EXERCISE TEXT:
Code

This page contains an overview of general purpose code I have developed. If you are searching for code related to a specific paper, you may consult the publications page.

CIlib

The CIlib library is a large collection of scripts and functions related to compressive sensing and image reconstruction tasks in general. It has been developed in relation to the book Compressive Imaging: Structure, Sampling, Learning (Cambridge University Press) by B. Adcock and A. C. Hansen.

fastwht

The fastwht library is a very fast (CPU) implementation of the fast Walsh-Hadamard transform. At the computational core it uses the fxt library. The library is interfaced with Matlab and Python, providing (1) a substantially faster implementation of the fwht function in Matlab and (2) an implementation of the Walsh-Hadamard transform in Python. It also includes an interface for the sequency ordered Walsh function.

Continuous Walsh sampling and wavelet reconstruction

In many real-world problems, the samples one acquire are better modeled using continuous integral transforms, rather than discrete measurements. Not taking this into account in the reconstruction process typically leads to noticeable artefacts in the reconstructed signals (functions). This code takes the infinite dimensionality of continuous Walsh sampling and wavelet reconstruction into account and computes a vector-matrix multiplication between a finite section of the change of basis matrix in FFT-time. Note that this is not the same as a naive call fwht and wavedec functions in Matlab.

EXTRACTED ENTRIES:
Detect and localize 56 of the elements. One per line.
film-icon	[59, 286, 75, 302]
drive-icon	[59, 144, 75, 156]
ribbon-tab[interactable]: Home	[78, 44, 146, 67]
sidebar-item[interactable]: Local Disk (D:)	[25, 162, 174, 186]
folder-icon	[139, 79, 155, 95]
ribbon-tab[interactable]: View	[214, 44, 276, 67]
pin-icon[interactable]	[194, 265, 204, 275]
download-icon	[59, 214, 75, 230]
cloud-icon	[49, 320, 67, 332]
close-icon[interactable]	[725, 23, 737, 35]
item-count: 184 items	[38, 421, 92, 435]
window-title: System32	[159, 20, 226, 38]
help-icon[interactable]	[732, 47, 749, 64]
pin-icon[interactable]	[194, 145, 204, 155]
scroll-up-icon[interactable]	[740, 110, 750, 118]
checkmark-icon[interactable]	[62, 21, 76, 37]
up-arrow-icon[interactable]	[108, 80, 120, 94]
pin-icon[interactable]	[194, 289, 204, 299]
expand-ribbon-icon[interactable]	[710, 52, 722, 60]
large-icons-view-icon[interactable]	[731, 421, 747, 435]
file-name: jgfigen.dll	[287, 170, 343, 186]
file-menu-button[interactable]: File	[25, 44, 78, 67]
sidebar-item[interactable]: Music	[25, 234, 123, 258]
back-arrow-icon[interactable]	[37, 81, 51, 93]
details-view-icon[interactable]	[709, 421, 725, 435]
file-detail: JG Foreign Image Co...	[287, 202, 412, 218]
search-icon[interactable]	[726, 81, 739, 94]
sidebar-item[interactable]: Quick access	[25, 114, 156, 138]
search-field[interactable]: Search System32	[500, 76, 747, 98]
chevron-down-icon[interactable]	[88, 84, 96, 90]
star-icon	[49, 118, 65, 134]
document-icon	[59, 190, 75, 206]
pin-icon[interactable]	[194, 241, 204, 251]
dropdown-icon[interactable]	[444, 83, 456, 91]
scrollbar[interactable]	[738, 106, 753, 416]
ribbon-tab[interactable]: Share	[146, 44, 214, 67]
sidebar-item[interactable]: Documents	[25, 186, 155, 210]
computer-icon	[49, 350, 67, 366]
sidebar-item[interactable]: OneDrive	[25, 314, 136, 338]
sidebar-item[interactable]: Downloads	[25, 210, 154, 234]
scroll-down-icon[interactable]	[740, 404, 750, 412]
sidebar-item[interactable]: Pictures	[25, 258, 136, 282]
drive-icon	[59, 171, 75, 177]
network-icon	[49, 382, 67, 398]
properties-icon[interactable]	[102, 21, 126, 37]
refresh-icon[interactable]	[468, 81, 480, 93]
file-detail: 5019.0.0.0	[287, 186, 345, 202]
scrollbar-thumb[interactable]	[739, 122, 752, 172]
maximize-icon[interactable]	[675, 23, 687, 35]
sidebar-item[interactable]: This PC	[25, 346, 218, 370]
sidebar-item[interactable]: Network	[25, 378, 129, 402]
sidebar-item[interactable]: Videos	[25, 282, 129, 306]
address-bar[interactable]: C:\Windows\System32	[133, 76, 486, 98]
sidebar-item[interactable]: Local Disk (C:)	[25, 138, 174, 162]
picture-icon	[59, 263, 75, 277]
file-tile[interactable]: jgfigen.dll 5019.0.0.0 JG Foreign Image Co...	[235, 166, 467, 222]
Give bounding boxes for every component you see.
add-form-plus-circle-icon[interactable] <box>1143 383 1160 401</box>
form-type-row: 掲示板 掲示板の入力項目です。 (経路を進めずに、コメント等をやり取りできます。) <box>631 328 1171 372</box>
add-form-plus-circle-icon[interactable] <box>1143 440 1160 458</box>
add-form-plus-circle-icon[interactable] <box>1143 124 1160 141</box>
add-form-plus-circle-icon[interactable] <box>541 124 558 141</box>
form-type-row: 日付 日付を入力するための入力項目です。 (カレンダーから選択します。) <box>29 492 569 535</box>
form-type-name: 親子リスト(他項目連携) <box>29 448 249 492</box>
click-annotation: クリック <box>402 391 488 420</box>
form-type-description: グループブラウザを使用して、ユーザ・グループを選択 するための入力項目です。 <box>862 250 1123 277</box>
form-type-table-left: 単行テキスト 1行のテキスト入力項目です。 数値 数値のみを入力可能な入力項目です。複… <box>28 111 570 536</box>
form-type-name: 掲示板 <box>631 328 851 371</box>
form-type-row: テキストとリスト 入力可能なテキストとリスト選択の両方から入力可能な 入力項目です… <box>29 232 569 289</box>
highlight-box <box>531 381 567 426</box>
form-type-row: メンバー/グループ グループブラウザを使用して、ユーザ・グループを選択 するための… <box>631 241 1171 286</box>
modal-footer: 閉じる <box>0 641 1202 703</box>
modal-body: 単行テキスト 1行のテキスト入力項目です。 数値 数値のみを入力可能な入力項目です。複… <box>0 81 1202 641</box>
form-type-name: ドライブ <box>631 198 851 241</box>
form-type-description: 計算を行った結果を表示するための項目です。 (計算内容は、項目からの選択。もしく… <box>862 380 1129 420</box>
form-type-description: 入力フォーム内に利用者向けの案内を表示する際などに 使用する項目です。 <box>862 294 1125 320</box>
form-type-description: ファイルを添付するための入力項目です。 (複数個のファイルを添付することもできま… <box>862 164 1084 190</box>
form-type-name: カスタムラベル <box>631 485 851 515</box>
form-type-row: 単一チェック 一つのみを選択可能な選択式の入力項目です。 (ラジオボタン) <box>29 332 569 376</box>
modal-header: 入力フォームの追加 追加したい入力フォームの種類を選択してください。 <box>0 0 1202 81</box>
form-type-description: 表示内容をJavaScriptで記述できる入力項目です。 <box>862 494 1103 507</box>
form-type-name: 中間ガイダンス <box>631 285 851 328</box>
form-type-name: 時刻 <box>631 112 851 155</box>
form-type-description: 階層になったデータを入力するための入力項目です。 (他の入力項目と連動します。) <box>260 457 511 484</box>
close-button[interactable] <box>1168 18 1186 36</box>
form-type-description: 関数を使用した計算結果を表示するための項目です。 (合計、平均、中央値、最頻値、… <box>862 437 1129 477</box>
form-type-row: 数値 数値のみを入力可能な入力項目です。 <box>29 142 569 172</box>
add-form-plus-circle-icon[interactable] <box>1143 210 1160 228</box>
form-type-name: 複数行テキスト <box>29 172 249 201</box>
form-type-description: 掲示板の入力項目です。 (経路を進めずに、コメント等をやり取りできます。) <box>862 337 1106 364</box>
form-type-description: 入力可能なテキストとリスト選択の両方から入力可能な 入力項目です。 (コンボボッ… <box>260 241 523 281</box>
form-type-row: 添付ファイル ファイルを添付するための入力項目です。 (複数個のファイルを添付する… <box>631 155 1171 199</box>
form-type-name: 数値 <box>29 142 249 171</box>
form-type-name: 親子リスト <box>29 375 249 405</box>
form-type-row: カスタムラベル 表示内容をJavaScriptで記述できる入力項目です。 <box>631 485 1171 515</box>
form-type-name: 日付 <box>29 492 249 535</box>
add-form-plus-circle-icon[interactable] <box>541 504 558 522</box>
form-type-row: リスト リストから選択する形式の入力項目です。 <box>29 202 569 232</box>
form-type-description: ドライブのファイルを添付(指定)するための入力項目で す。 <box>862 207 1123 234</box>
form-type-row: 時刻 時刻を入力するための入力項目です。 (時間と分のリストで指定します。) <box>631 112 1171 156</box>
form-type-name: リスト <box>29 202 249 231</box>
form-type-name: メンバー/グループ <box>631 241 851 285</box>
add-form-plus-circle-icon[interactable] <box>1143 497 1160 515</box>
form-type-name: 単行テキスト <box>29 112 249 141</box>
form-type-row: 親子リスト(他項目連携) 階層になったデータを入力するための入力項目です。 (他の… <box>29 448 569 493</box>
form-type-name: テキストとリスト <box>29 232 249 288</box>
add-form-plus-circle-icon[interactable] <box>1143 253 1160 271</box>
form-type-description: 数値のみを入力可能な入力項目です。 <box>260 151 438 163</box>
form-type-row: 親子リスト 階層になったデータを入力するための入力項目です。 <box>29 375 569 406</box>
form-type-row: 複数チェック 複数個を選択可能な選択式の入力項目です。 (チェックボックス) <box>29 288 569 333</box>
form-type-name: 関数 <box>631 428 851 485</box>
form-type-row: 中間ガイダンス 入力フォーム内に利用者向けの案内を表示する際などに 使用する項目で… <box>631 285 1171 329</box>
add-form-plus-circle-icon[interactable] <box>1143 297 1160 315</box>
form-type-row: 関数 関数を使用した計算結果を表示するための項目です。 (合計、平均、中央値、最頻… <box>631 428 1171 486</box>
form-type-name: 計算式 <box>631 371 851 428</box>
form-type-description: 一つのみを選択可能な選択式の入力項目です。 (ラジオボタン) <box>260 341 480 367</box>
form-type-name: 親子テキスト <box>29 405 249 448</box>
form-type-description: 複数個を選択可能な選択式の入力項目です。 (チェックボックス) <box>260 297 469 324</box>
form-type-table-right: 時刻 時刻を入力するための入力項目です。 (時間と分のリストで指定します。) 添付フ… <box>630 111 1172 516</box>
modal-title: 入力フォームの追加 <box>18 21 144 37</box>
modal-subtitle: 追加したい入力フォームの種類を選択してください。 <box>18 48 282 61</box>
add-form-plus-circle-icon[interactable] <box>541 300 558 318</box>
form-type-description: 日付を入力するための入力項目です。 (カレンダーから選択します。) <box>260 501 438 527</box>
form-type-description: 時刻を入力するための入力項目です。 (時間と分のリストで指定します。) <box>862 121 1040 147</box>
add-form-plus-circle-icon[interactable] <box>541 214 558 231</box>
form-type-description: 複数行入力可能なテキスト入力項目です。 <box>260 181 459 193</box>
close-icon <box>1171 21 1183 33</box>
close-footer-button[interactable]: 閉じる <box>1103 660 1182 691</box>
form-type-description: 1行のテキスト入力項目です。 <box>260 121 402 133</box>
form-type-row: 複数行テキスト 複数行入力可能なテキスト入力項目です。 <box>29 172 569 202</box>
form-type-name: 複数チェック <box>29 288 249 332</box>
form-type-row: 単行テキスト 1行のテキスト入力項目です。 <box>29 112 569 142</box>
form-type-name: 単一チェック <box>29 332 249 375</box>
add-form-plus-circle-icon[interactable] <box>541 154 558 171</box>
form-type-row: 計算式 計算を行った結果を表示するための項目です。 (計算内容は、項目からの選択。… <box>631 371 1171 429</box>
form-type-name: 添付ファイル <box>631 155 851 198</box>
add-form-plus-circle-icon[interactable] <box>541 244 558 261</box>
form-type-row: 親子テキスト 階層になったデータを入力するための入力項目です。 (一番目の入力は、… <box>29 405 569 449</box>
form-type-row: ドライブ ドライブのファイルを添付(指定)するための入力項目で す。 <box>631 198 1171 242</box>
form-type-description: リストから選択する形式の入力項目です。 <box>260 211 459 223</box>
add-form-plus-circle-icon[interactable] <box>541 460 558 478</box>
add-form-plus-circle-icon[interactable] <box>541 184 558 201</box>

TASKS AND EXERCISES:
1 - Render this sentence from the code overview page in Spanish: "The fastwht library is a very fast (CPU) implementation of the fast Walsh-Hadamard transform."
2 - Pick up the code overview page after its final sentence and carry it on in the same register.

TASK RESPONSES:
1 - La biblioteca fastwht es una implementación muy rápida (en CPU) de la transformada rápida de Walsh-Hadamard.

2 -
WL - General purpose wavelet library

The WL library is a full-blown wavelet library which, despite being written in pure Matlab and Python, is almost comparable in speed with Matlab's wavelet toolbox and PyWavelets. It is the only library, (which I know of) which fully supports boundary adapted wavelets for both orthogonal and biorthogonal wavelets. Moreover, it can compute this for vectors with arbitrary lengths. This library is a fork from Øyvind Ryan's wavelet library applinalg, developed for the book Linear Algebra, Signal Processing, and Wavelets - A Unified Approach. The extension supporting boundary wavelets on the interval is written by Øyvind and me.

spgl1

spgl1 is a widely used optimization algorithm for solving \[ \text{minimize}_{z \in \mathbb{C}^{N}} \| z\|_1 \quad\text{ subject to }\quad \|Az - b\|_2 \leq \epsilon \] This is a reimplementation of the spgl1 algorithm done in C++ rather than Matlab. It also includes a very slow implementation of a wavelet transform. This project was developed while writing my master thesis (2016), and have not been modified since that time.